• [TEXT EXCERPT]:

He ended up not going back at all? So I presume since he retroactively retired, he also paid back the salary he earned during that period. But apart from that, how does the Romney campaign explain the following claims made under oath by Romney and his lawyer testifying about his Massachusetts residence to qualify for the race for governor:

Romney testified that “there were a number of social trips and business trips that brought [him] back to Massachusetts, board meetings” while he was running the Olympics. He added that he remained on the boards of several companies, including the Lifelike Co., in which Bain Capital held a stake until 2001… 

“He succeeded in that three-year period in restoring confidence in the Olympic Games, closing that disastrous deficit and staging one of the most successful Olympic Games ever to occur on US soil,” said Peter L. Ebb from Ropes & Gray, [his lawyer at the 2002 hearing].

“Now while all that was going on, very much in the public eye, what happened to his private and public ties to the Commonwealth of Massachusetts? And the answer is they continued unabated just as they had.”

So either Ed Gillespie and Romney are lying now, or Romney and his lawyer were lying then. Which is it? They were and are obviously trying to have it every which way to suit whatever purpose at the moment. But legally, CEOs are responsible for their companies, whether they are managing them full time, part time or even retroactively retiring while managing them. Period. The buck stops with the CEO, just as much as it stops with a president. As a Bain partner at the time said today:

“Mitt’s names were on the documents as the chief executive and sole owner of the company,” Ed Conard, who served as a partner at Bain Capital from 1993 to 2007, said in an exclusive interview with Up w/ Chris Hayes. Asked again if Romney was chief executive officer of Bain Capital from 1999 to 2002, Conard said, “Legally, on documents, I suppose, yes.”

• [EXTRACTED DATA]:
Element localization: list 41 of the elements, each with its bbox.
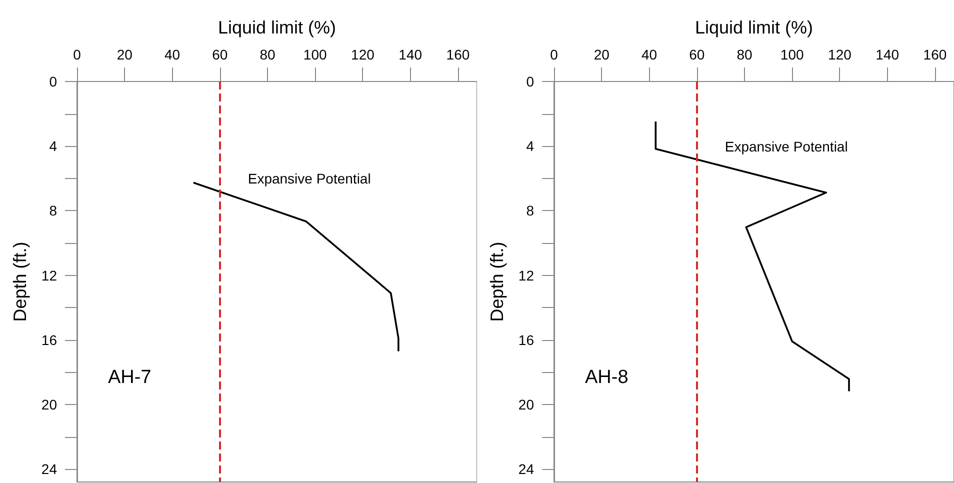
y-tick-label: 24 [41,461,58,478]
x-tick-label: 140 [876,46,900,62]
y-tick-label: 4 [49,138,58,154]
y-tick-label: 0 [526,74,534,90]
x-tick-label: 100 [780,46,804,62]
annotation: Expansive Potential [248,170,371,187]
x-tick-label: 160 [446,46,470,62]
x-tick-label: 100 [303,46,327,62]
x-tick-label: 160 [923,46,947,62]
x-tick-label: 60 [212,46,228,62]
y-tick-label: 0 [49,74,58,90]
y-tick-label: 16 [518,332,534,348]
y-tick-label: 8 [526,202,534,219]
x-tick-label: 20 [594,46,610,62]
y-axis-title: Depth (ft.) [10,242,30,322]
x-axis-title: Liquid limit (%) [694,18,814,38]
x-tick-label: 140 [398,46,422,62]
y-tick-label: 12 [518,267,534,284]
x-tick-label: 60 [689,46,705,62]
annotation: Expansive Potential [724,138,848,154]
x-tick-label: 120 [828,46,852,62]
y-tick-label: 16 [41,332,58,348]
x-tick-label: 80 [260,46,276,62]
text: AH-7 [108,367,152,388]
y-tick-label: 20 [518,396,534,412]
text: AH-8 [585,367,628,388]
x-tick-label: 40 [164,46,180,62]
y-tick-label: 24 [518,461,534,478]
x-axis-title: Liquid limit (%) [218,18,336,38]
x-tick-label: 0 [73,46,82,62]
x-tick-label: 80 [736,46,752,62]
y-tick-label: 12 [41,267,58,284]
y-tick-label: 8 [49,202,58,219]
x-tick-label: 120 [351,46,375,62]
y-tick-label: 4 [526,138,534,154]
x-tick-label: 0 [550,46,558,62]
y-axis-title: Depth (ft.) [487,242,507,322]
x-tick-label: 40 [641,46,658,62]
line-series [654,120,850,392]
y-tick-label: 20 [41,396,58,412]
x-tick-label: 20 [116,46,133,62]
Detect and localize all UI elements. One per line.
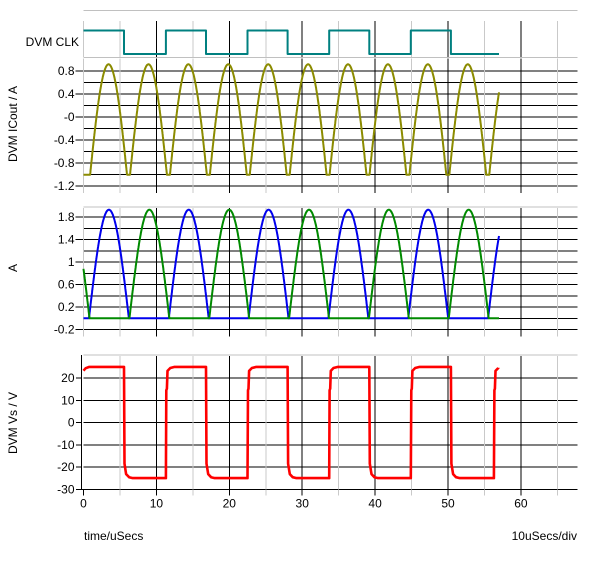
dvm-clk-trace [83, 29, 499, 55]
y-tick-label: -10 [57, 438, 75, 452]
y-tick-label: -0.4 [54, 133, 75, 147]
vs-panel-label: DVM Vs / V [6, 392, 20, 454]
y-tick-label: 1.8 [58, 210, 75, 224]
y-tick-label: -30 [57, 482, 75, 496]
x-axis-scale-label: 10uSecs/div [512, 529, 577, 543]
x-tick-label: 50 [441, 497, 455, 511]
vs-trace [82, 365, 500, 480]
y-tick-label: 0.6 [58, 278, 75, 292]
rectifier-green-trace [82, 208, 500, 320]
clk-panel-label: DVM CLK [26, 35, 79, 49]
x-axis-label: time/uSecs [84, 529, 143, 543]
x-tick-label: 10 [150, 497, 164, 511]
axis-tick-labels: 0.8 0.4 -0 -0.4 -0.8 -1.2 1.8 1.4 1 0.6 0.2 -0.2 20 1… [54, 64, 528, 510]
y-tick-label: 0.4 [58, 87, 75, 101]
x-tick-label: 60 [514, 497, 528, 511]
icout-panel-label: DVM ICout / A [6, 86, 20, 162]
y-tick-label: 0 [68, 416, 75, 430]
rectifier-blue-trace [82, 208, 500, 320]
x-tick-label: 20 [223, 497, 237, 511]
current-panel-label: A [6, 264, 20, 272]
x-tick-label: 0 [80, 497, 87, 511]
y-tick-label: 20 [61, 371, 75, 385]
y-tick-label: 1.4 [58, 233, 75, 247]
grid-lines [75, 10, 578, 496]
y-tick-label: -0.2 [54, 323, 75, 337]
y-tick-label: -1.2 [54, 179, 75, 193]
y-tick-label: -20 [57, 460, 75, 474]
x-tick-label: 40 [368, 497, 382, 511]
x-tick-label: 30 [296, 497, 310, 511]
y-tick-label: 10 [61, 393, 75, 407]
y-tick-label: 0.8 [58, 64, 75, 78]
y-tick-label: -0.8 [54, 156, 75, 170]
waveform-traces [82, 29, 500, 480]
y-tick-label: 0.2 [58, 300, 75, 314]
y-tick-label: 1 [68, 255, 75, 269]
y-tick-label: -0 [64, 110, 75, 124]
icout-trace [82, 63, 500, 176]
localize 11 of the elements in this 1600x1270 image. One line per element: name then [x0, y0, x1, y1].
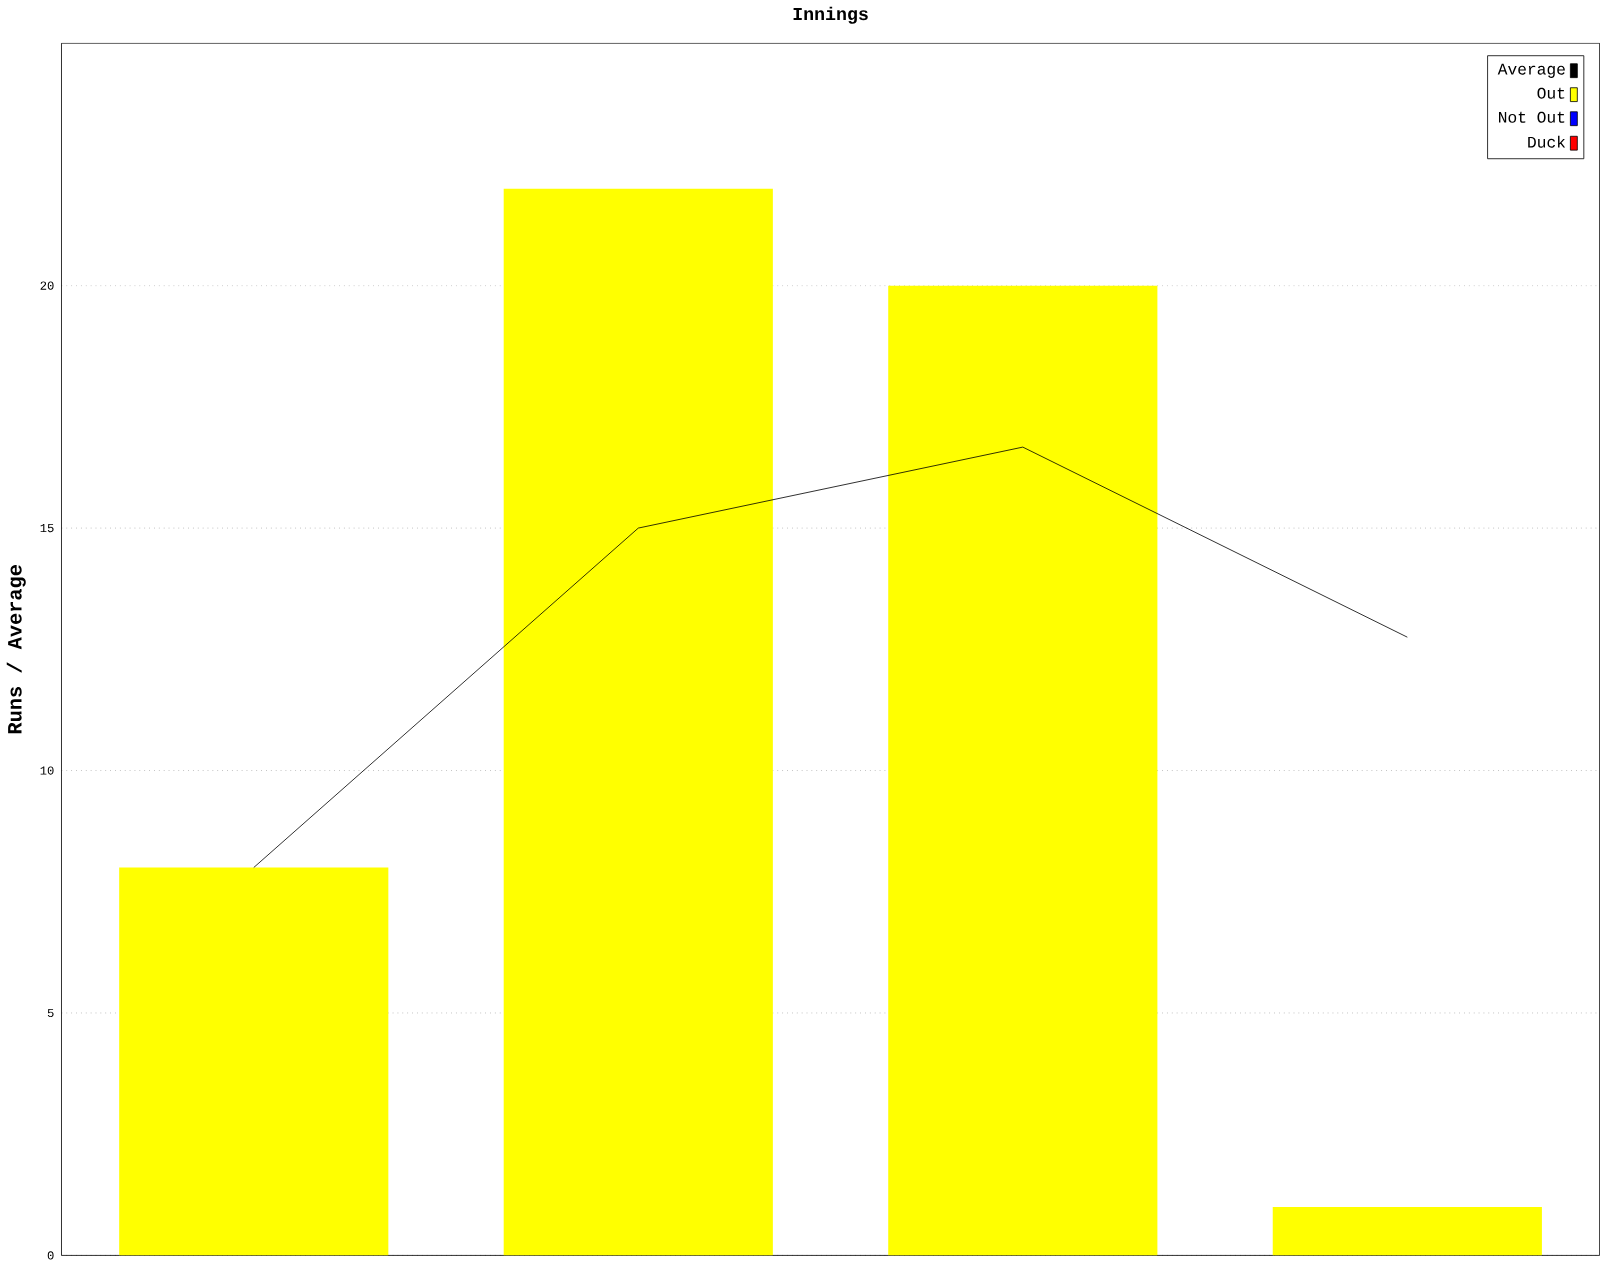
- line-series: [253, 447, 1408, 869]
- legend-label: Out: [1537, 88, 1565, 100]
- legend-label: Duck: [1528, 136, 1566, 149]
- legend-label: Average: [1497, 64, 1565, 79]
- bar: [119, 867, 389, 1256]
- y-axis-title: Runs / Average: [6, 565, 26, 734]
- bar: [1272, 1207, 1542, 1256]
- legend-label: Not Out: [1499, 112, 1565, 124]
- chart-title: Innings: [793, 7, 868, 25]
- bar: [503, 188, 773, 1256]
- bar: [888, 285, 1158, 1256]
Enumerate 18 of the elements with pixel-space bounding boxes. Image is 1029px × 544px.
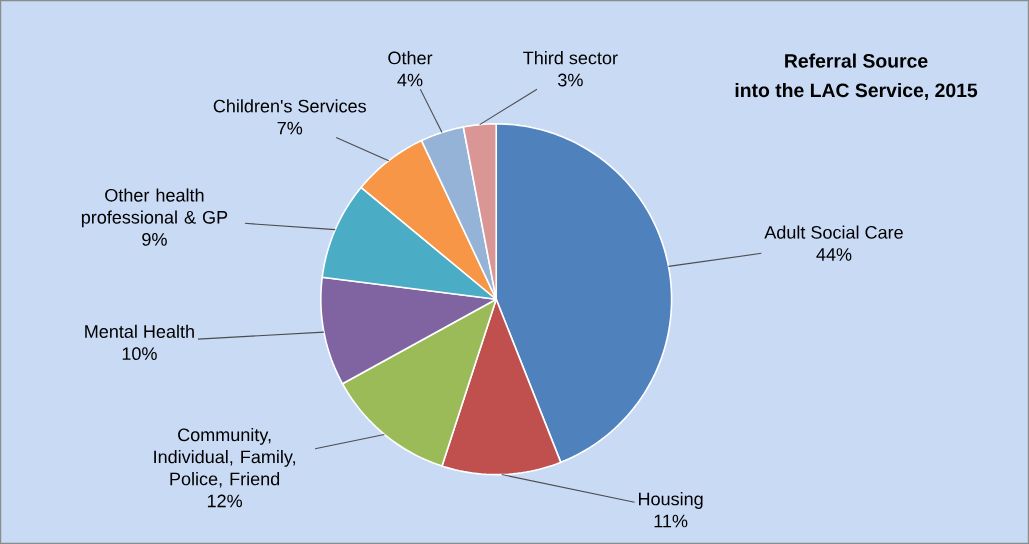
data-label: 44%	[816, 248, 852, 261]
text: into the LAC Service, 2015	[735, 82, 978, 101]
data-label: 7%	[277, 121, 303, 135]
slice-label: Community, Individual, Family, Police, Friend	[154, 428, 295, 488]
data-label: 9%	[142, 233, 167, 246]
slice-label: Children's Services	[213, 99, 366, 113]
slice-label: Housing	[639, 492, 703, 509]
data-label: 3%	[558, 73, 583, 87]
data-label: 12%	[207, 494, 243, 508]
chart-title: Referral Source	[785, 53, 928, 68]
data-label: 4%	[397, 73, 423, 87]
slice-label: Other health professional & GP	[81, 188, 228, 228]
slice-label: Other	[388, 51, 433, 65]
slice-label: Mental Health	[85, 324, 194, 338]
data-label: 11%	[654, 514, 688, 528]
slice-label: Third sector	[523, 51, 618, 65]
slice-label: Adult Social Care	[764, 225, 903, 239]
data-label: 10%	[122, 347, 157, 361]
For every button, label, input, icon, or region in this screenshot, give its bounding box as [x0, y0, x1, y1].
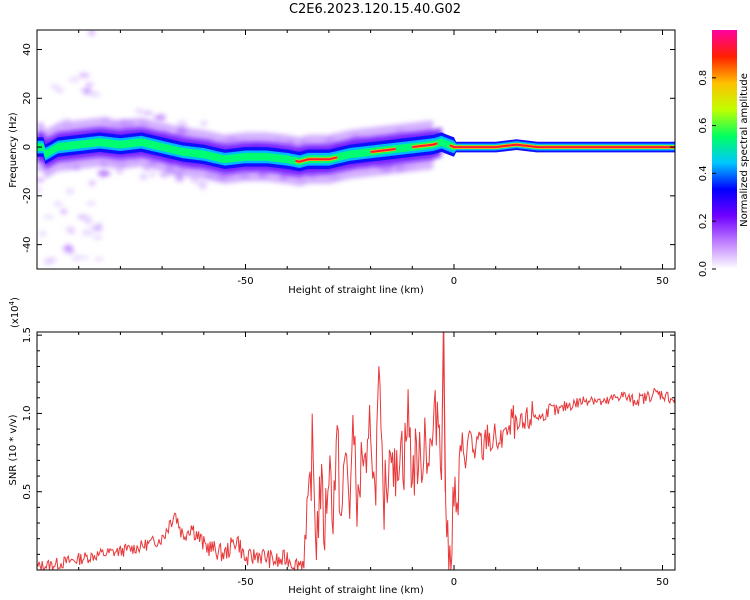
spectrogram-core-hot: [295, 156, 338, 163]
spectrogram-chart: -50 0 50 -40 -20 0 20 40 Height of straight lin…: [8, 29, 676, 296]
colorbar-tick-label: 0.8: [698, 70, 709, 86]
spectrogram-heatmap: [37, 30, 675, 265]
snr-x-tick-label: 0: [451, 577, 457, 588]
page-title: C2E6.2023.120.15.40.G02: [288, 2, 462, 17]
snr-series-line: [37, 332, 675, 570]
spectrogram-ticks: -50 0 50 -40 -20 0 20 40: [22, 30, 675, 287]
snr-chart: -50 0 50 0.5 1.0 1.5 Height of straight line …: [8, 297, 676, 596]
colorbar-ticks: 0.0 0.2 0.4 0.6 0.8: [698, 70, 716, 277]
spectrogram-frame: [36, 29, 676, 270]
spectrogram-y-tick-label: -40: [22, 236, 33, 252]
spectrogram-x-tick-label: 50: [656, 276, 669, 287]
spectrogram-x-tick-label: -50: [237, 276, 253, 287]
spectrogram-core-hot: [370, 148, 396, 153]
snr-y-axis-label: SNR (10 * v/v): [8, 414, 19, 485]
colorbar-tick-label: 0.2: [698, 213, 709, 229]
colorbar-tick-label: 0.4: [698, 165, 709, 181]
spectrogram-y-axis-label: Frequency (Hz): [8, 112, 19, 188]
snr-x-axis-label: Height of straight line (km): [288, 585, 424, 596]
spectrogram-y-tick-label: 40: [22, 43, 33, 56]
spectrogram-y-tick-label: -20: [22, 188, 33, 204]
spectrogram-x-axis-label: Height of straight line (km): [288, 285, 424, 296]
colorbar-label: Normalized spectral amplitude: [739, 73, 750, 227]
spectrogram-x-tick-label: 0: [451, 276, 457, 287]
colorbar-tick-label: 0.6: [698, 118, 709, 134]
snr-x-tick-label: -50: [237, 577, 253, 588]
spectrogram-y-tick-label: 20: [22, 92, 33, 105]
snr-y-tick-label: 1.0: [22, 405, 33, 421]
spectrogram-core-hot: [449, 143, 675, 149]
snr-y-tick-label: 0.5: [22, 484, 33, 500]
snr-x-tick-label: 50: [656, 577, 669, 588]
colorbar-gradient: [712, 30, 737, 269]
snr-scale-note: (x104): [8, 297, 21, 328]
spectrogram-y-tick-label: 0: [22, 144, 33, 150]
colorbar: 0.0 0.2 0.4 0.6 0.8 Normalized spectral ampl…: [698, 30, 750, 277]
colorbar-tick-label: 0.0: [698, 261, 709, 277]
snr-y-tick-label: 1.5: [22, 327, 33, 343]
snr-frame: [36, 331, 676, 571]
snr-ticks: -50 0 50 0.5 1.0 1.5: [22, 327, 675, 588]
spectrogram-core-hot: [412, 142, 438, 149]
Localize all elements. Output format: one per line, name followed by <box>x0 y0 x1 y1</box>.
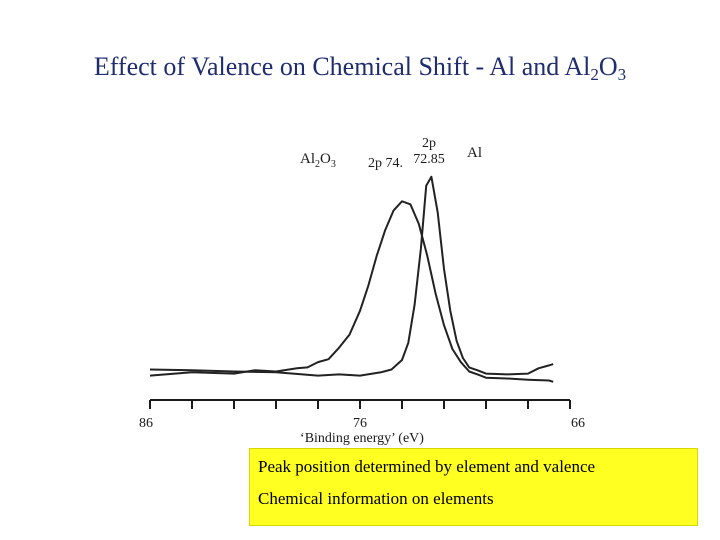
x-tick-label: 66 <box>571 416 585 431</box>
series-label-al: Al <box>467 145 482 161</box>
x-tick-label: 86 <box>139 416 153 431</box>
notes-box: Peak position determined by element and … <box>249 448 698 526</box>
x-axis-ticks <box>149 400 571 409</box>
peak-label-al2o3: 2p 74. <box>368 156 403 171</box>
series-line-al <box>149 175 554 377</box>
x-axis-label: ‘Binding energy’ (eV) <box>300 431 424 446</box>
spectrum-curves <box>149 175 554 383</box>
x-tick-label: 76 <box>353 416 367 431</box>
note-line: Peak position determined by element and … <box>258 457 596 476</box>
series-label-al2o3: Al2O3 <box>300 151 336 170</box>
note-line: Chemical information on elements <box>258 489 494 508</box>
series-line-al2o3 <box>149 200 554 383</box>
peak-label-al: 2p 72.85 <box>413 136 445 167</box>
x-axis-tick-labels: 86 76 66 <box>139 416 585 431</box>
page-title: Effect of Valence on Chemical Shift - Al… <box>93 52 627 84</box>
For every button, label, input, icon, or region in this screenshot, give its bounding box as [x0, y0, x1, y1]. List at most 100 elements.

• [WORK REQUIRED]: In the excerpt about Romney's residence testimony, until what year did Bain Capital hold a stake in the Lifelike Co.?

• [THE ANSWER]: 2001